── DATA SUPPLIED
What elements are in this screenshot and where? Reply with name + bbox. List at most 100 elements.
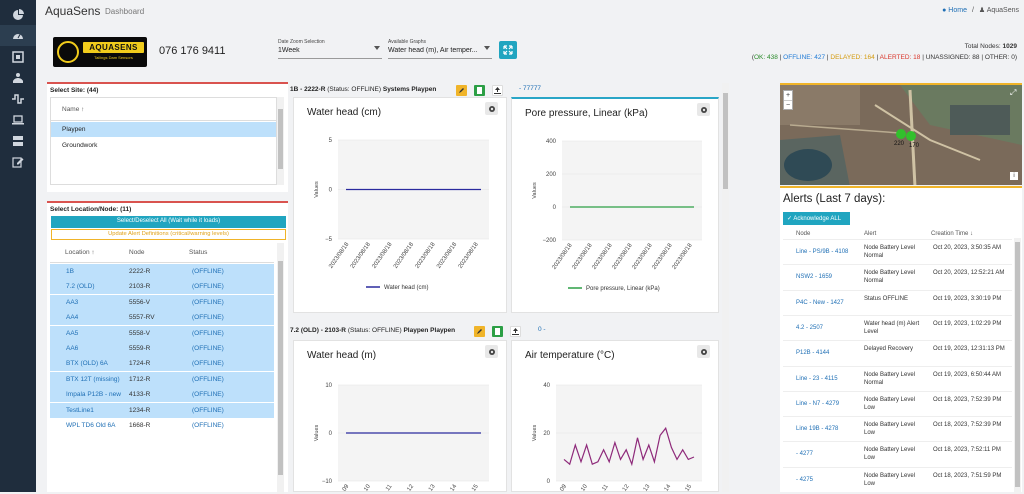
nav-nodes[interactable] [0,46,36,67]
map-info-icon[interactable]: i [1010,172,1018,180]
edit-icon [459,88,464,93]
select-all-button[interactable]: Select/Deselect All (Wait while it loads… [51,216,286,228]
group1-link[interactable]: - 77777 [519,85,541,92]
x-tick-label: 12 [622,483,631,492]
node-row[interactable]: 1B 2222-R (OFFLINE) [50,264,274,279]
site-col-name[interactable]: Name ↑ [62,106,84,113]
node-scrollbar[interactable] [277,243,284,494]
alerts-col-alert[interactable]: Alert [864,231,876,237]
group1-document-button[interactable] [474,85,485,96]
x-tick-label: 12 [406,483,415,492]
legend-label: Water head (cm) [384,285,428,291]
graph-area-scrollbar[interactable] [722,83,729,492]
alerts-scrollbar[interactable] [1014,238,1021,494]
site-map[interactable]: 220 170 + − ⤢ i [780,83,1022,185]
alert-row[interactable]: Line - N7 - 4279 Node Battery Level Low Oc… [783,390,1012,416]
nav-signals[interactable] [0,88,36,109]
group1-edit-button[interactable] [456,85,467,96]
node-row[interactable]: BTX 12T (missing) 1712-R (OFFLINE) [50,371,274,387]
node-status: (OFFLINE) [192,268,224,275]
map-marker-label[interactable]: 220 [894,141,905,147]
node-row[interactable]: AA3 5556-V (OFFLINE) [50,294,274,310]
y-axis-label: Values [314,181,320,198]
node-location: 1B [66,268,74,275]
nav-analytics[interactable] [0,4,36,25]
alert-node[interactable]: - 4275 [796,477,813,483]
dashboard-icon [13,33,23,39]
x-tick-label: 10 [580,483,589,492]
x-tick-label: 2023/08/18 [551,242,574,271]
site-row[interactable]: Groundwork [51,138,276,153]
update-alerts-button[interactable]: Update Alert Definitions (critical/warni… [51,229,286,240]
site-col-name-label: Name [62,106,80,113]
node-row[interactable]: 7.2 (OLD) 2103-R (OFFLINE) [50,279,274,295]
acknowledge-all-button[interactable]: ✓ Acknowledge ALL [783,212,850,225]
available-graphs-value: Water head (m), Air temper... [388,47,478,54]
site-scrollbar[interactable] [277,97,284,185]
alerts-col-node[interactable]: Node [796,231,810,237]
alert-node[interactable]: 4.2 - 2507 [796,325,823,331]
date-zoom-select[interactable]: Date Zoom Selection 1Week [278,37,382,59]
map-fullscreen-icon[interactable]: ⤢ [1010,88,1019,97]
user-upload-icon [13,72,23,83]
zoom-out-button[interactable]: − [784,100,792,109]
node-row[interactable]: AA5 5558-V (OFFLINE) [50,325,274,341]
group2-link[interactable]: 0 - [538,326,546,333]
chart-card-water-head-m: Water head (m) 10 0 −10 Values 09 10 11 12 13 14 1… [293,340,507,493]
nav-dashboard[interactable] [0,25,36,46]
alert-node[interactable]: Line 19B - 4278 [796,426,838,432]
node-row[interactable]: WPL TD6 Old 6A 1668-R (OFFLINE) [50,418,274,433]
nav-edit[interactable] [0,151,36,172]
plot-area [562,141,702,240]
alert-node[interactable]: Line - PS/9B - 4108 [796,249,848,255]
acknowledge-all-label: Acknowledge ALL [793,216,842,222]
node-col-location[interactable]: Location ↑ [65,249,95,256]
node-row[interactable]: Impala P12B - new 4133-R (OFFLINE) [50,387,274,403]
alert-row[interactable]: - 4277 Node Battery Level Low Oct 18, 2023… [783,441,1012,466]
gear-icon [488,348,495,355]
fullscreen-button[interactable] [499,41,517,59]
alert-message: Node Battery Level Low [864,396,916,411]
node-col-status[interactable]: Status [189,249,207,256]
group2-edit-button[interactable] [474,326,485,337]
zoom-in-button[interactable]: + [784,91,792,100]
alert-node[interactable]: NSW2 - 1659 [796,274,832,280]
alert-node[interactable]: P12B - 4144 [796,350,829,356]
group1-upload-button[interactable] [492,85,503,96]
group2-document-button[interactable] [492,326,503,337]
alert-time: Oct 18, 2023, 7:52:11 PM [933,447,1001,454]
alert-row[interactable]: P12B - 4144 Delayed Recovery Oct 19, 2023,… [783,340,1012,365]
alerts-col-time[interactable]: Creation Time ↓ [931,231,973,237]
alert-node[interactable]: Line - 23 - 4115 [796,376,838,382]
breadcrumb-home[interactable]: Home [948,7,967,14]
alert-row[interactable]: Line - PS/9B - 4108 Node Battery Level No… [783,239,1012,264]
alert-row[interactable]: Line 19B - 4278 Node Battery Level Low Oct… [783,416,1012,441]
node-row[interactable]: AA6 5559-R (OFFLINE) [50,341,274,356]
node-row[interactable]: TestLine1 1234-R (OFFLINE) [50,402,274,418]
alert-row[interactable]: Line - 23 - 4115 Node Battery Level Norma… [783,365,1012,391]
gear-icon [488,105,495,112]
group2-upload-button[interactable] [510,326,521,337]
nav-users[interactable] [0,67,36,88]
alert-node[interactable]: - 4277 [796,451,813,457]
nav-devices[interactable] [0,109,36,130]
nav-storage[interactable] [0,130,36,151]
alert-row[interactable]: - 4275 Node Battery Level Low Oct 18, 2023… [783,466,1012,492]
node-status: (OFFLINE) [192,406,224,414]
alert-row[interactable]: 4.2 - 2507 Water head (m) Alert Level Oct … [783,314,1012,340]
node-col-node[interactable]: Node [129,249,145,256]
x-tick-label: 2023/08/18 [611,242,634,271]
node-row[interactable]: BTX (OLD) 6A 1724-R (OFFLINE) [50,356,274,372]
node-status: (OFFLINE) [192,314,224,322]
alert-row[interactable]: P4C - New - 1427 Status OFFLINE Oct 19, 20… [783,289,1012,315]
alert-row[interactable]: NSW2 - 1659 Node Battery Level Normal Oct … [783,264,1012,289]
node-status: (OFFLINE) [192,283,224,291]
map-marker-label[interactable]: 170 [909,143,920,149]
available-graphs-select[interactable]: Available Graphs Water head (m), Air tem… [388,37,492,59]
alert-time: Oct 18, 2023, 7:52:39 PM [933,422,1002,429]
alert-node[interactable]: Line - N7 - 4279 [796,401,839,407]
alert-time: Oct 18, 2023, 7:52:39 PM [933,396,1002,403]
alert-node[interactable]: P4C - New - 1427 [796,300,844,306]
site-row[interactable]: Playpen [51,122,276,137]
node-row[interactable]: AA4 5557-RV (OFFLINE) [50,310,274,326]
────
── DATA SUPPLIED
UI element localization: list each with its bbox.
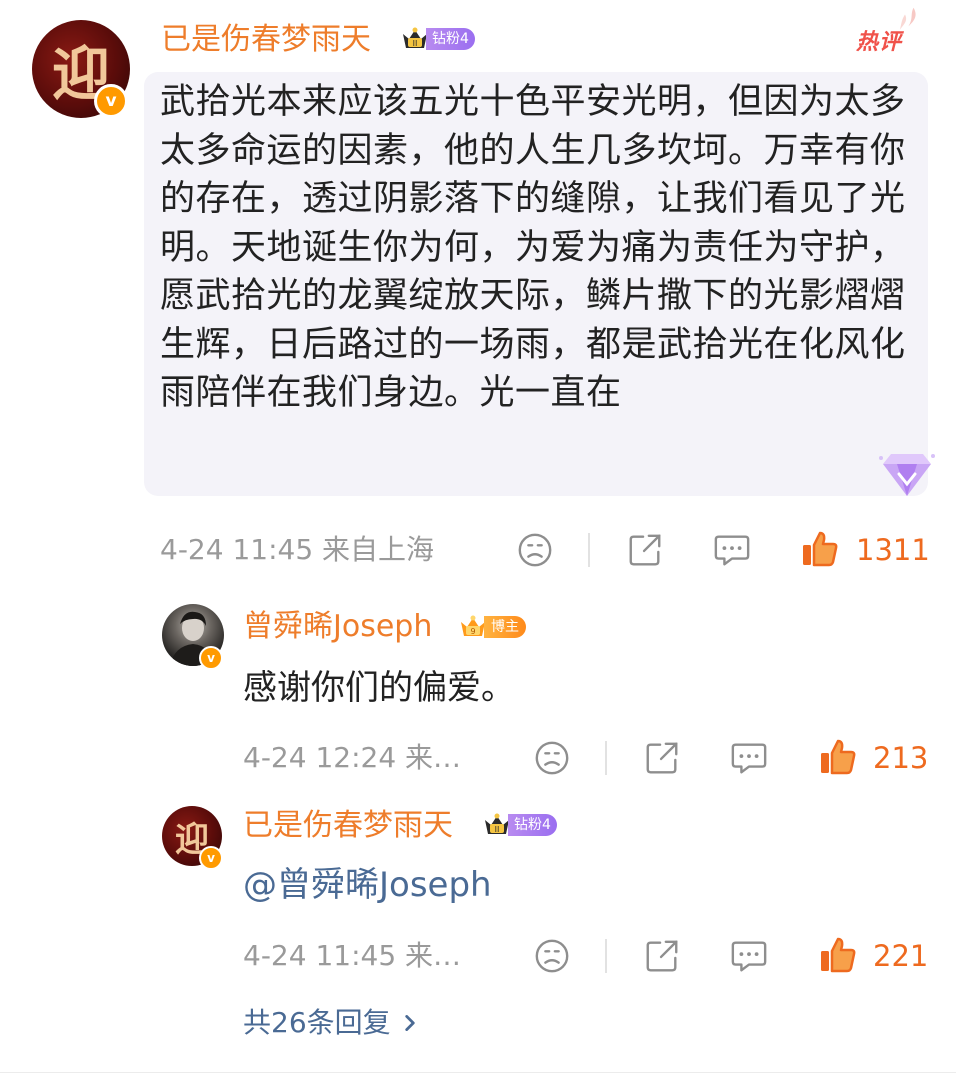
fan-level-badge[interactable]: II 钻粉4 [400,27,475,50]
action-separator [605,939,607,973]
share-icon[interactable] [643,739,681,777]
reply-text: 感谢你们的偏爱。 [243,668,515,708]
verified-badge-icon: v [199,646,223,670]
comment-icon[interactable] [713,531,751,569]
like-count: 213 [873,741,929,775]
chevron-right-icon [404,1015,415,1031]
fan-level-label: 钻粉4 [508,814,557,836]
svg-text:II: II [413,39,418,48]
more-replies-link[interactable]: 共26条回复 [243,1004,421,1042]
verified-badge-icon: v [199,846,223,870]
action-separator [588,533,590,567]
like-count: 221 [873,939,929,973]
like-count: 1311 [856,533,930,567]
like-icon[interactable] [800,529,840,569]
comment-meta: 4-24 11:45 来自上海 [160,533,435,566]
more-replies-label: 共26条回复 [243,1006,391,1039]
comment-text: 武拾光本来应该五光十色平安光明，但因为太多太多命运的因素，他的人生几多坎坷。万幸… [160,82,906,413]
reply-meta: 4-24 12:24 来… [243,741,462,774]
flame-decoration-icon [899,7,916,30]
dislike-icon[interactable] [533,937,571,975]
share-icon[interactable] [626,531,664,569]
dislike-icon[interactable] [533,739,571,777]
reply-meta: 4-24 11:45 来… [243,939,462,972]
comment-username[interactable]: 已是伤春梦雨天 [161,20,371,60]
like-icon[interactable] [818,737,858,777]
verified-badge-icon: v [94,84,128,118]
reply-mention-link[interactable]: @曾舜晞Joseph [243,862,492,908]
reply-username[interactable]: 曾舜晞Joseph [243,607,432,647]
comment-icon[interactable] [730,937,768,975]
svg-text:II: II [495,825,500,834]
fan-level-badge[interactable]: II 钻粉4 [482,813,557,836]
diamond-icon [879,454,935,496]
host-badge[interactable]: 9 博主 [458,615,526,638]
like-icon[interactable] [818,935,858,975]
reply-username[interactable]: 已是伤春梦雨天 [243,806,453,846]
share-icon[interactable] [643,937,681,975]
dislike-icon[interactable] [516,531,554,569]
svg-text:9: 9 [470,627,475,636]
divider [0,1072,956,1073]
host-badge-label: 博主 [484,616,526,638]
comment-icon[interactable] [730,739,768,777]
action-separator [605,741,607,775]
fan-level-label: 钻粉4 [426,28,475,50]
────
GOAL: Please find each line above that contains the word "time", and copy every such line in full.

RESPONSE FOR THIS EXERCISE:
alert-time: Oct 18, 2023, 7:52:11 PM [933,447,1001,454]
alerts-col-time[interactable]: Creation Time ↓ [931,231,973,237]
alert-time: Oct 18, 2023, 7:52:39 PM [933,422,1002,429]
alert-time: Oct 18, 2023, 7:52:39 PM [933,396,1002,403]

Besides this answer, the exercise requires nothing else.